§ What you need to do: Present every line in which the string "runs" appears.

════

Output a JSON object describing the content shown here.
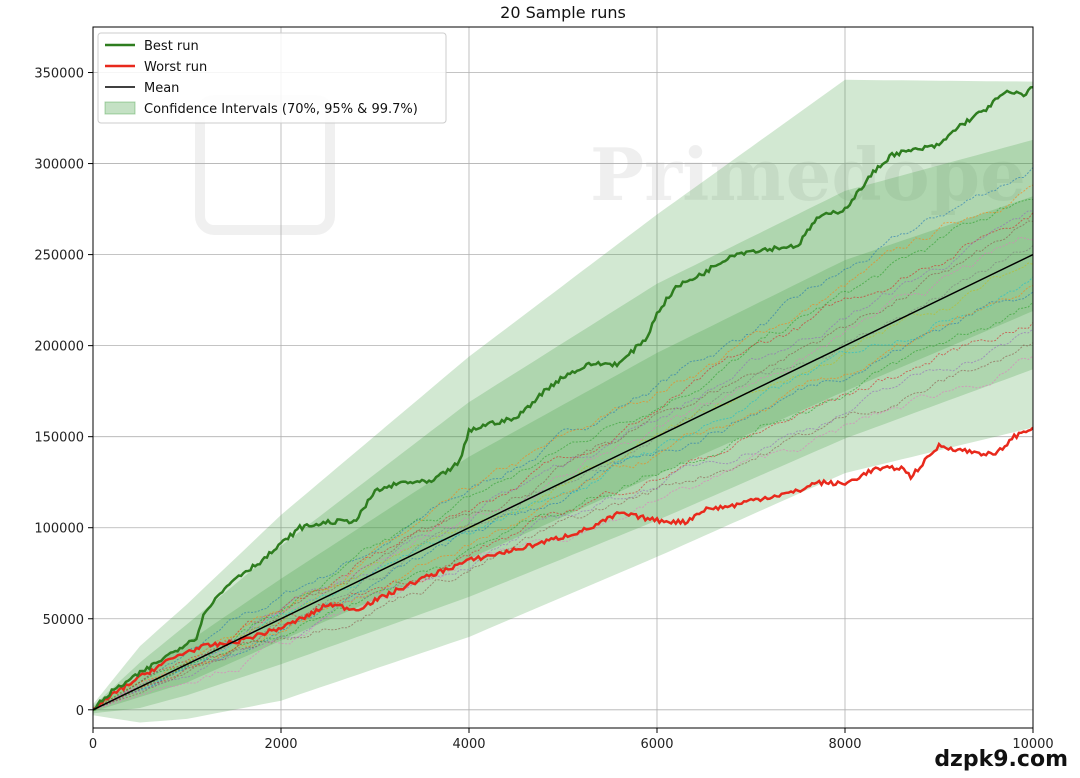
{
  "chart_data": {
    "type": "line",
    "title": "20 Sample runs",
    "xlabel": "",
    "ylabel": "",
    "xlim": [
      0,
      10000
    ],
    "ylim": [
      -10000,
      375000
    ],
    "x_ticks": [
      0,
      2000,
      4000,
      6000,
      8000,
      10000
    ],
    "y_ticks": [
      0,
      50000,
      100000,
      150000,
      200000,
      250000,
      300000,
      350000
    ],
    "grid": true,
    "legend_position": "top-left",
    "legend": [
      "Best run",
      "Worst run",
      "Mean",
      "Confidence Intervals (70%, 95% & 99.7%)"
    ],
    "colors": {
      "best": "#2e7d1f",
      "worst": "#e8291c",
      "mean": "#000000",
      "band": "#3c9a3c"
    },
    "mean": {
      "x": [
        0,
        10000
      ],
      "y": [
        0,
        250000
      ]
    },
    "confidence_bands": [
      {
        "level": "99.7%",
        "x": [
          0,
          500,
          1000,
          2000,
          4000,
          6000,
          8000,
          10000
        ],
        "upper": [
          3000,
          35000,
          58000,
          107000,
          194000,
          272000,
          346000,
          345000
        ],
        "lower": [
          -3000,
          -7000,
          -5000,
          5000,
          40000,
          84000,
          130000,
          155000
        ]
      },
      {
        "level": "95%",
        "x": [
          0,
          500,
          1000,
          2000,
          4000,
          6000,
          8000,
          10000
        ],
        "upper": [
          2000,
          26000,
          47000,
          90000,
          169000,
          234000,
          285000,
          313000
        ],
        "lower": [
          -2000,
          1000,
          8000,
          25000,
          62000,
          104000,
          149000,
          187000
        ]
      },
      {
        "level": "70%",
        "x": [
          0,
          500,
          1000,
          2000,
          4000,
          6000,
          8000,
          10000
        ],
        "upper": [
          1000,
          19000,
          37000,
          72000,
          139000,
          196000,
          247000,
          282000
        ],
        "lower": [
          -1000,
          7000,
          15000,
          38000,
          83000,
          129000,
          175000,
          219000
        ]
      }
    ],
    "series": [
      {
        "name": "Best run",
        "x": [
          0,
          200,
          500,
          800,
          1100,
          1200,
          1500,
          1800,
          2200,
          2500,
          2800,
          3000,
          3300,
          3600,
          3900,
          4000,
          4200,
          4500,
          4800,
          5000,
          5300,
          5600,
          5900,
          6000,
          6200,
          6500,
          6800,
          7000,
          7500,
          7700,
          8000,
          8300,
          8500,
          9000,
          9200,
          9500,
          9700,
          9900,
          10000
        ],
        "y": [
          0,
          10000,
          20000,
          30000,
          40000,
          55000,
          72000,
          82000,
          100000,
          103000,
          104000,
          120000,
          125000,
          125000,
          136000,
          153000,
          157000,
          160000,
          175000,
          183000,
          190000,
          190000,
          205000,
          218000,
          232000,
          240000,
          250000,
          252000,
          255000,
          270000,
          275000,
          295000,
          305000,
          310000,
          320000,
          330000,
          339000,
          338000,
          342000
        ]
      },
      {
        "name": "Worst run",
        "x": [
          0,
          200,
          500,
          800,
          1000,
          1200,
          1500,
          2000,
          2300,
          2500,
          2800,
          3000,
          3500,
          4000,
          4500,
          5000,
          5300,
          5600,
          6000,
          6300,
          6500,
          6800,
          7000,
          7500,
          7700,
          8000,
          8300,
          8600,
          8700,
          9000,
          9300,
          9600,
          9800,
          10000
        ],
        "y": [
          0,
          8000,
          18000,
          27000,
          32000,
          35000,
          37000,
          45000,
          52000,
          58000,
          55000,
          60000,
          72000,
          82000,
          88000,
          95000,
          100000,
          108000,
          104000,
          103000,
          110000,
          112000,
          115000,
          120000,
          125000,
          124000,
          132000,
          133000,
          128000,
          145000,
          142000,
          140000,
          150000,
          155000
        ]
      },
      {
        "name": "Mean",
        "x": [
          0,
          10000
        ],
        "y": [
          0,
          250000
        ]
      },
      {
        "name": "Sample runs",
        "count": 17,
        "final_values": [
          298000,
          290000,
          283000,
          277000,
          270000,
          264000,
          258000,
          252000,
          245000,
          240000,
          234000,
          228000,
          222000,
          215000,
          207000,
          200000,
          192000
        ]
      }
    ]
  },
  "watermark": {
    "text": "Primedope"
  },
  "site_watermark": {
    "text": "dzpk9.com"
  }
}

════

§ Written response:
    "title": "20 Sample runs",
        "name": "Sample runs",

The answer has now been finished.